━━ Dataset content

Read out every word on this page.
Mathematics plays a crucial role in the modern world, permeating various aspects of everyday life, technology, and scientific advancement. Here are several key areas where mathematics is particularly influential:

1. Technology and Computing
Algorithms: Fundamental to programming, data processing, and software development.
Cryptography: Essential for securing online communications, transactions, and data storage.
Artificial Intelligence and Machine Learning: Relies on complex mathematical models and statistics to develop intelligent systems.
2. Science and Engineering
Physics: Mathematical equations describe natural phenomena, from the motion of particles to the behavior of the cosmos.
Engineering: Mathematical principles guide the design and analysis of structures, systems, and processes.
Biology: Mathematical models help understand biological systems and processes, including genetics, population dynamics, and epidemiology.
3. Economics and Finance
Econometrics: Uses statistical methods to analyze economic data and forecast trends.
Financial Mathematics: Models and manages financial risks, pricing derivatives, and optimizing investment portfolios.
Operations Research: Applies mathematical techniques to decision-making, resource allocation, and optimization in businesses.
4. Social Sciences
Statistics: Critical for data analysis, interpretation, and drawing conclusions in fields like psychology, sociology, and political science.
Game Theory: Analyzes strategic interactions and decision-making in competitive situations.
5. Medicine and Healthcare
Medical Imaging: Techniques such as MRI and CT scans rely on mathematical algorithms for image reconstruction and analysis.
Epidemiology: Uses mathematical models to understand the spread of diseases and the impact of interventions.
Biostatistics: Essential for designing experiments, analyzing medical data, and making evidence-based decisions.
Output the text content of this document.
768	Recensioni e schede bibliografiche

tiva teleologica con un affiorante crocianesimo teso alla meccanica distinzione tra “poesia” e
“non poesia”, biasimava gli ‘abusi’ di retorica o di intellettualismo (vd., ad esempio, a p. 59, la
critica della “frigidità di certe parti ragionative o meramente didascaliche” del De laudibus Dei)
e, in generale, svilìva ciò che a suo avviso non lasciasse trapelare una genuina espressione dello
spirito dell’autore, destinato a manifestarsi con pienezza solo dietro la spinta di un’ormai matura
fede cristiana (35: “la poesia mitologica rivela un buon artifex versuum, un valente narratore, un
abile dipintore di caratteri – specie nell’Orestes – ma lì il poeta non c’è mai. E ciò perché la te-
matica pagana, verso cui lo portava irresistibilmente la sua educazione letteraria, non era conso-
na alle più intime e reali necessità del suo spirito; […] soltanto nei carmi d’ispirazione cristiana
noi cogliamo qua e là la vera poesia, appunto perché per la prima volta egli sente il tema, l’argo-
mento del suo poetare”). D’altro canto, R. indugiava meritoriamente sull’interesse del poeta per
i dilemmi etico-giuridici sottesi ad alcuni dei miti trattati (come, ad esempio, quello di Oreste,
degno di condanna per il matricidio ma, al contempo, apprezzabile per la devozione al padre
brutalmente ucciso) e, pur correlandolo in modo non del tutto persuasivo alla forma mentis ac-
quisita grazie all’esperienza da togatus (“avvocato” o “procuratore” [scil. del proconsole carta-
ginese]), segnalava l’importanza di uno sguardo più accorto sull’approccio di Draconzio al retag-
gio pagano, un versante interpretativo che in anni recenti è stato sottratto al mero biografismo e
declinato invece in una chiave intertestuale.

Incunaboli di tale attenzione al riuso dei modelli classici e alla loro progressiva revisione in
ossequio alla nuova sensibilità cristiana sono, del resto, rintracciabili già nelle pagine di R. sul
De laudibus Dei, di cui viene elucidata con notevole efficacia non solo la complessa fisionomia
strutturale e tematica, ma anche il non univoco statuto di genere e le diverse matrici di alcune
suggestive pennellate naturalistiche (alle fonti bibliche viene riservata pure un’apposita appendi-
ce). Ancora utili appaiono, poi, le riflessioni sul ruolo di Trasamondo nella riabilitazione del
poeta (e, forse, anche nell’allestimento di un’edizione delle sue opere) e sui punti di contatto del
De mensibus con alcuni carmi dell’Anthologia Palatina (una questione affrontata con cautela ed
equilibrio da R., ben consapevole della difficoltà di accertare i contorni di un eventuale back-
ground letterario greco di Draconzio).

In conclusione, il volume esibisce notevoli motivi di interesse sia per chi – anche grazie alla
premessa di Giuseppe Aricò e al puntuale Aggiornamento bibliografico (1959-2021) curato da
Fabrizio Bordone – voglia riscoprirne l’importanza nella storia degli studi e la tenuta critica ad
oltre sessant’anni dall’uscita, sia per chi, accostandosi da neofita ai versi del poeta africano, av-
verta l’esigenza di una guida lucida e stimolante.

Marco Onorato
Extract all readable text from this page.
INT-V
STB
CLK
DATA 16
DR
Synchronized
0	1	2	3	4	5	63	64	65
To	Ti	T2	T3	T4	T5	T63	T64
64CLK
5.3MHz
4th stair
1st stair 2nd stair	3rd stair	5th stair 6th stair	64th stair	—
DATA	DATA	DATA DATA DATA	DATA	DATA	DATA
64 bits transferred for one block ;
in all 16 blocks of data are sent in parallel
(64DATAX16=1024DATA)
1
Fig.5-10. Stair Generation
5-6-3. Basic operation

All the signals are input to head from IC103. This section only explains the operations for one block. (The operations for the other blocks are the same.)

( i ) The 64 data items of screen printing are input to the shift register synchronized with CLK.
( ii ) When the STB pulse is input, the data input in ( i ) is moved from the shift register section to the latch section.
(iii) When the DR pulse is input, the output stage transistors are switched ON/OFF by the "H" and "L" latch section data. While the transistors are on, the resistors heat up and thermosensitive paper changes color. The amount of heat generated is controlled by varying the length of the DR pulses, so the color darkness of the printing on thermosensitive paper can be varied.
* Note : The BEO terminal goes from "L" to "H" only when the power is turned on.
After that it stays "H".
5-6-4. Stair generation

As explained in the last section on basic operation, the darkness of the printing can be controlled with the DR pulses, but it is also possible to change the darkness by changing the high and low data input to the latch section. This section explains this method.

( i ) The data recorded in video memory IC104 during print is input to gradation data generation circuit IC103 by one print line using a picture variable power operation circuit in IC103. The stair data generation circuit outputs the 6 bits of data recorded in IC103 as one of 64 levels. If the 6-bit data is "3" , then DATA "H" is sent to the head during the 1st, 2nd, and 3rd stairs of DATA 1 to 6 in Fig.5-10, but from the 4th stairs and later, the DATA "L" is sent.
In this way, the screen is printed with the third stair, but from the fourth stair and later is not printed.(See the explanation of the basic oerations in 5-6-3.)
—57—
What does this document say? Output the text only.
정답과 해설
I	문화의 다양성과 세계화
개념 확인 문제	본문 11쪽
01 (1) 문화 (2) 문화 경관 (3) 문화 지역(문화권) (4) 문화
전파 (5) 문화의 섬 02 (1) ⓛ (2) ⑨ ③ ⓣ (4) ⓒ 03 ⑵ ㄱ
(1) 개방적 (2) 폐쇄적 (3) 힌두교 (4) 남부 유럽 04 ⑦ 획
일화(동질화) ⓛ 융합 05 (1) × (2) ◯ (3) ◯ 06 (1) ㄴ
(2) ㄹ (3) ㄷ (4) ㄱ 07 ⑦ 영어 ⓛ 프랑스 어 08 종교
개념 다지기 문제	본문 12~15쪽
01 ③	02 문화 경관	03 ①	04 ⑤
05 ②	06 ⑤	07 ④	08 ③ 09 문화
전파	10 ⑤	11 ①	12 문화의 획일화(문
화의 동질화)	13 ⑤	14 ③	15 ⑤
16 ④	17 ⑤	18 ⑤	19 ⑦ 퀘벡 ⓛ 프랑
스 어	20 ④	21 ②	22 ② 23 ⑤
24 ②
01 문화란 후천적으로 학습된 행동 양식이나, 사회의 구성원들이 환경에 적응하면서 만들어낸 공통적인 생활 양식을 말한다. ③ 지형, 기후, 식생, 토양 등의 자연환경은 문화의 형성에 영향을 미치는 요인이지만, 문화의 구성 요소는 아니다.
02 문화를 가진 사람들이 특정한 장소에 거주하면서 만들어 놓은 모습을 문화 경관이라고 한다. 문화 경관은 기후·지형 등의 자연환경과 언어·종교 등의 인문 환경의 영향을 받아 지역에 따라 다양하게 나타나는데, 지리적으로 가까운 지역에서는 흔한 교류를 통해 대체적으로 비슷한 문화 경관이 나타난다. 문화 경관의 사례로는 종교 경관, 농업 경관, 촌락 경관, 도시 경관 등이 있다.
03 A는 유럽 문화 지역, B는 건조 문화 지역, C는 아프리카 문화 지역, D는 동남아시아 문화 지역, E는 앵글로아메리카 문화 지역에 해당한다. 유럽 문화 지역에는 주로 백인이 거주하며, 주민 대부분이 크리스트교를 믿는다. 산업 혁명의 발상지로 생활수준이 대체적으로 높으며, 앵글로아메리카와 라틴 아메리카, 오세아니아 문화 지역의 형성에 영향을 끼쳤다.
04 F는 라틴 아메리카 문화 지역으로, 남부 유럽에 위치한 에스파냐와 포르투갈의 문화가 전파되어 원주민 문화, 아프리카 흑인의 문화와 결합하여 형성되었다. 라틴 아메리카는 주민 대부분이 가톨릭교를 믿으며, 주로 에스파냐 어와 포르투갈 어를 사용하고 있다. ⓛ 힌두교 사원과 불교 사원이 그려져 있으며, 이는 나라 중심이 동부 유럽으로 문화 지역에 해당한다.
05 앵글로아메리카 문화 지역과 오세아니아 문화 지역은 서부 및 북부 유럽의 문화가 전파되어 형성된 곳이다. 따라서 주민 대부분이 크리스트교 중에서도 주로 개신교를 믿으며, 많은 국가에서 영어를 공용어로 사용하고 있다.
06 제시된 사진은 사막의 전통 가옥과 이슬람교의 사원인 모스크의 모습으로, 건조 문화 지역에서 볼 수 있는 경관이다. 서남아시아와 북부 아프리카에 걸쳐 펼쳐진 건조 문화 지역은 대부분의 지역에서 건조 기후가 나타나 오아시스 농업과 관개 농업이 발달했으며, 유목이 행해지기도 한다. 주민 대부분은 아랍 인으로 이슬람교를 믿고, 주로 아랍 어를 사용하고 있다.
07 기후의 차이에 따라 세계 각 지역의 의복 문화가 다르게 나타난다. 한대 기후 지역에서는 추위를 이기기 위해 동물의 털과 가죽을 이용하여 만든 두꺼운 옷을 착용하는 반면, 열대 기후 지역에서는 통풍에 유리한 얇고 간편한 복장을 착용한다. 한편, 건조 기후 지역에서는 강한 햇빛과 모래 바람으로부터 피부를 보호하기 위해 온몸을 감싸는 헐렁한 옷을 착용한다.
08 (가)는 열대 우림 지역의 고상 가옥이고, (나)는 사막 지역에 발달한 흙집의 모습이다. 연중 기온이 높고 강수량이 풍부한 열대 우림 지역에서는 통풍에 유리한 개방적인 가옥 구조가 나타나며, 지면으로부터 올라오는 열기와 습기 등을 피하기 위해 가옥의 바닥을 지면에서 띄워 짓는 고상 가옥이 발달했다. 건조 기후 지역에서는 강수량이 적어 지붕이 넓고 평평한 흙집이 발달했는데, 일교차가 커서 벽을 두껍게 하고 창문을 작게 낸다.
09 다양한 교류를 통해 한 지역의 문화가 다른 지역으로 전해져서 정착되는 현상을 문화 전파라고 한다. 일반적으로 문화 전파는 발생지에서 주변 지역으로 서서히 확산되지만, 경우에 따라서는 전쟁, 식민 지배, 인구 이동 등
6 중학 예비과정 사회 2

━━━━

**Work instructions**:
In the material above, find each line that contains the word "perché", and select it.

**Answer to this task**:
abile dipintore di caratteri – specie nell’Orestes – ma lì il poeta non c’è mai. E ciò perché la te-
noi cogliamo qua e là la vera poesia, appunto perché per la prima volta egli sente il tema, l’argo-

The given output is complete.